Search the material for the word "arcsec" and report each line where it turns up.

##### Material supplied

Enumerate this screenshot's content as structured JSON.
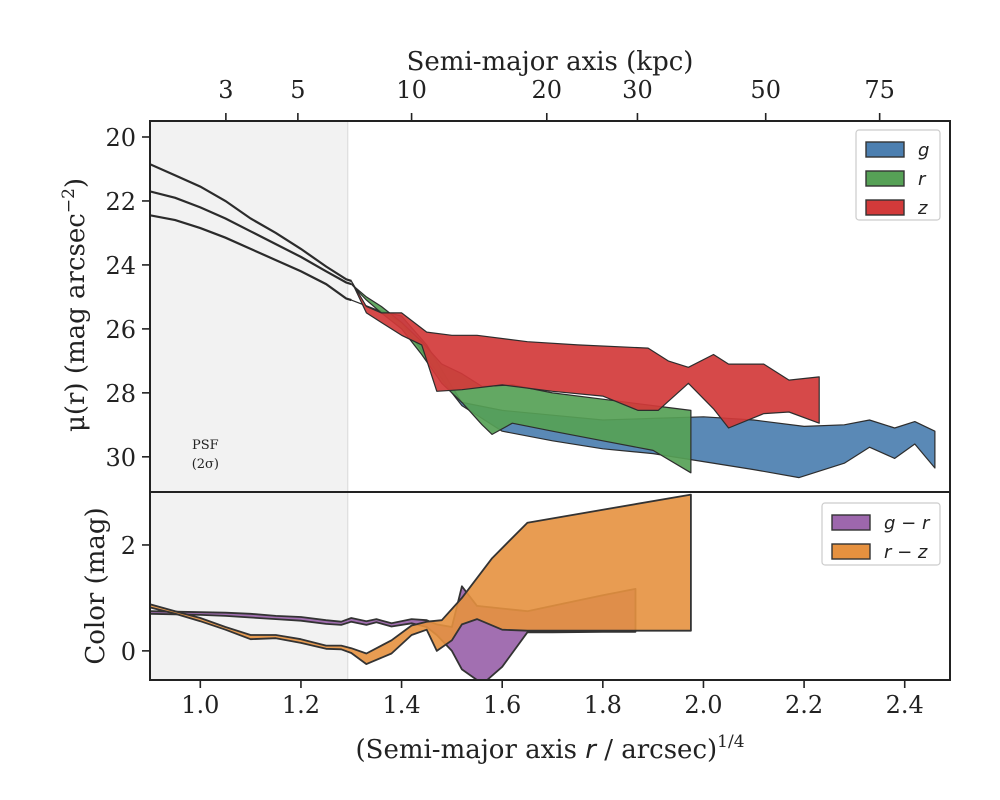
{
  "chart_data": [
    {
      "type": "area",
      "panel": "top",
      "xlabel_top": "Semi-major axis (kpc)",
      "top_axis_ticks": [
        {
          "label": "3",
          "x": 1.0508
        },
        {
          "label": "5",
          "x": 1.1939
        },
        {
          "label": "10",
          "x": 1.4199
        },
        {
          "label": "20",
          "x": 1.6886
        },
        {
          "label": "30",
          "x": 1.8688
        },
        {
          "label": "50",
          "x": 2.1237
        },
        {
          "label": "75",
          "x": 2.3502
        }
      ],
      "ylabel": "μ(r) (mag arcsec⁻²)",
      "ylabel_parts": {
        "pre": "μ(r) (mag arcsec",
        "sup": "−2",
        "post": ")"
      },
      "xlim": [
        0.9,
        2.49
      ],
      "ylim": [
        31.1,
        19.5
      ],
      "y_ticks": [
        20,
        22,
        24,
        26,
        28,
        30
      ],
      "psf_label": [
        "PSF",
        "(2σ)"
      ],
      "psf_x": 1.293,
      "legend": {
        "position": "top-right",
        "entries": [
          "g",
          "r",
          "z"
        ]
      },
      "colors": {
        "g": "#4c7fb0",
        "r": "#56a156",
        "z": "#d23a3a",
        "psf_shade": "#f2f2f2"
      },
      "series": [
        {
          "name": "g",
          "x": [
            0.9,
            0.95,
            1.0,
            1.05,
            1.1,
            1.15,
            1.2,
            1.25,
            1.29,
            1.3
          ],
          "y": [
            22.45,
            22.6,
            22.85,
            23.15,
            23.5,
            23.85,
            24.2,
            24.6,
            25.05,
            25.1
          ],
          "upper": {
            "x": [
              1.3,
              1.35,
              1.4,
              1.45,
              1.5,
              1.52,
              1.6,
              1.7,
              1.8,
              1.9,
              2.0,
              2.1,
              2.2,
              2.28,
              2.33,
              2.38,
              2.42,
              2.46
            ],
            "y": [
              25.1,
              25.4,
              25.6,
              26.5,
              27.8,
              28.3,
              28.55,
              28.7,
              28.85,
              28.8,
              28.75,
              28.85,
              29.05,
              29.0,
              28.85,
              29.1,
              28.9,
              29.2
            ]
          },
          "lower": {
            "x": [
              1.3,
              1.35,
              1.4,
              1.45,
              1.5,
              1.52,
              1.6,
              1.7,
              1.8,
              1.9,
              2.0,
              2.1,
              2.19,
              2.28,
              2.33,
              2.38,
              2.42,
              2.46
            ],
            "y": [
              25.1,
              25.4,
              25.8,
              26.9,
              28.0,
              28.4,
              29.2,
              29.5,
              29.75,
              29.9,
              30.15,
              30.4,
              30.65,
              30.2,
              29.7,
              30.05,
              29.6,
              30.35
            ]
          }
        },
        {
          "name": "r",
          "x": [
            0.9,
            0.95,
            1.0,
            1.05,
            1.1,
            1.15,
            1.2,
            1.25,
            1.29,
            1.3
          ],
          "y": [
            21.7,
            21.9,
            22.2,
            22.55,
            22.95,
            23.35,
            23.75,
            24.2,
            24.55,
            24.6
          ],
          "upper": {
            "x": [
              1.3,
              1.33,
              1.36,
              1.4,
              1.44,
              1.48,
              1.52,
              1.56,
              1.62,
              1.7,
              1.8,
              1.9,
              1.975
            ],
            "y": [
              24.6,
              25.0,
              25.3,
              25.8,
              26.4,
              27.1,
              27.4,
              27.8,
              27.75,
              28.0,
              28.2,
              28.4,
              28.55
            ]
          },
          "lower": {
            "x": [
              1.3,
              1.33,
              1.36,
              1.4,
              1.44,
              1.48,
              1.52,
              1.56,
              1.58,
              1.62,
              1.7,
              1.8,
              1.9,
              1.975
            ],
            "y": [
              24.6,
              25.1,
              25.5,
              26.0,
              26.8,
              27.7,
              28.3,
              29.0,
              29.3,
              28.95,
              29.2,
              29.5,
              29.8,
              30.5
            ]
          }
        },
        {
          "name": "z",
          "x": [
            0.9,
            0.95,
            1.0,
            1.05,
            1.1,
            1.15,
            1.2,
            1.25,
            1.29,
            1.3
          ],
          "y": [
            20.85,
            21.2,
            21.55,
            22.0,
            22.55,
            23.0,
            23.5,
            24.05,
            24.45,
            24.5
          ],
          "upper": {
            "x": [
              1.3,
              1.33,
              1.36,
              1.4,
              1.45,
              1.5,
              1.55,
              1.65,
              1.75,
              1.89,
              1.93,
              1.97,
              2.02,
              2.05,
              2.12,
              2.17,
              2.23
            ],
            "y": [
              24.5,
              25.3,
              25.5,
              25.5,
              26.1,
              26.2,
              26.2,
              26.4,
              26.5,
              26.6,
              27.0,
              27.2,
              26.8,
              27.1,
              27.1,
              27.6,
              27.5
            ]
          },
          "lower": {
            "x": [
              1.3,
              1.33,
              1.36,
              1.4,
              1.44,
              1.47,
              1.52,
              1.6,
              1.7,
              1.8,
              1.87,
              1.91,
              1.97,
              2.02,
              2.05,
              2.12,
              2.17,
              2.23
            ],
            "y": [
              24.5,
              25.5,
              25.8,
              26.2,
              26.5,
              27.95,
              27.9,
              27.75,
              27.95,
              28.1,
              28.55,
              28.55,
              27.7,
              28.5,
              29.1,
              28.65,
              28.6,
              28.95
            ]
          }
        }
      ]
    },
    {
      "type": "area",
      "panel": "bottom",
      "xlabel_parts": {
        "pre": "(Semi-major axis ",
        "italic": "r",
        "mid": " / arcsec)",
        "sup": "1/4"
      },
      "ylabel": "Color (mag)",
      "xlim": [
        0.9,
        2.49
      ],
      "ylim": [
        -0.55,
        3.0
      ],
      "x_ticks": [
        1.0,
        1.2,
        1.4,
        1.6,
        1.8,
        2.0,
        2.2,
        2.4
      ],
      "y_ticks": [
        0,
        2
      ],
      "legend": {
        "position": "top-right",
        "entries": [
          "g − r",
          "r − z"
        ]
      },
      "colors": {
        "g - r": "#9d67ad",
        "r - z": "#e6913f"
      },
      "series": [
        {
          "name": "g − r",
          "upper": {
            "x": [
              0.9,
              0.95,
              1.0,
              1.05,
              1.1,
              1.15,
              1.2,
              1.25,
              1.28,
              1.3,
              1.33,
              1.35,
              1.38,
              1.42,
              1.45,
              1.47,
              1.5,
              1.52,
              1.55,
              1.65,
              1.7,
              1.8,
              1.865
            ],
            "y": [
              0.75,
              0.74,
              0.73,
              0.72,
              0.7,
              0.66,
              0.64,
              0.58,
              0.55,
              0.62,
              0.56,
              0.6,
              0.52,
              0.6,
              0.58,
              0.5,
              0.45,
              1.22,
              0.85,
              0.75,
              0.85,
              1.05,
              1.17
            ]
          },
          "lower": {
            "x": [
              0.9,
              0.95,
              1.0,
              1.05,
              1.1,
              1.15,
              1.2,
              1.25,
              1.28,
              1.3,
              1.33,
              1.35,
              1.38,
              1.42,
              1.45,
              1.47,
              1.5,
              1.52,
              1.55,
              1.57,
              1.6,
              1.65,
              1.7,
              1.8,
              1.865
            ],
            "y": [
              0.7,
              0.69,
              0.68,
              0.66,
              0.63,
              0.6,
              0.57,
              0.51,
              0.49,
              0.55,
              0.49,
              0.54,
              0.46,
              0.52,
              0.45,
              0.3,
              0.0,
              -0.35,
              -0.55,
              -0.55,
              -0.3,
              0.35,
              0.35,
              0.36,
              0.36
            ]
          }
        },
        {
          "name": "r − z",
          "upper": {
            "x": [
              0.9,
              0.95,
              1.0,
              1.05,
              1.1,
              1.15,
              1.2,
              1.25,
              1.28,
              1.3,
              1.33,
              1.38,
              1.42,
              1.45,
              1.48,
              1.52,
              1.58,
              1.65,
              1.975
            ],
            "y": [
              0.88,
              0.75,
              0.62,
              0.45,
              0.3,
              0.3,
              0.22,
              0.1,
              0.1,
              0.05,
              -0.05,
              0.2,
              0.48,
              0.55,
              0.58,
              1.0,
              1.75,
              2.42,
              2.95
            ]
          },
          "lower": {
            "x": [
              0.9,
              0.95,
              1.0,
              1.05,
              1.1,
              1.15,
              1.2,
              1.25,
              1.28,
              1.3,
              1.33,
              1.38,
              1.42,
              1.45,
              1.47,
              1.5,
              1.52,
              1.55,
              1.6,
              1.65,
              1.975
            ],
            "y": [
              0.82,
              0.7,
              0.56,
              0.4,
              0.22,
              0.24,
              0.15,
              0.04,
              0.03,
              -0.04,
              -0.25,
              -0.05,
              0.3,
              0.4,
              0.0,
              0.2,
              0.5,
              0.6,
              0.4,
              0.38,
              0.38
            ]
          }
        }
      ]
    }
  ]
}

##########

▶ _Exercise solution_:
      "ylabel": "μ(r) (mag arcsec⁻²)",
        "pre": "μ(r) (mag arcsec",
        "mid": " / arcsec)",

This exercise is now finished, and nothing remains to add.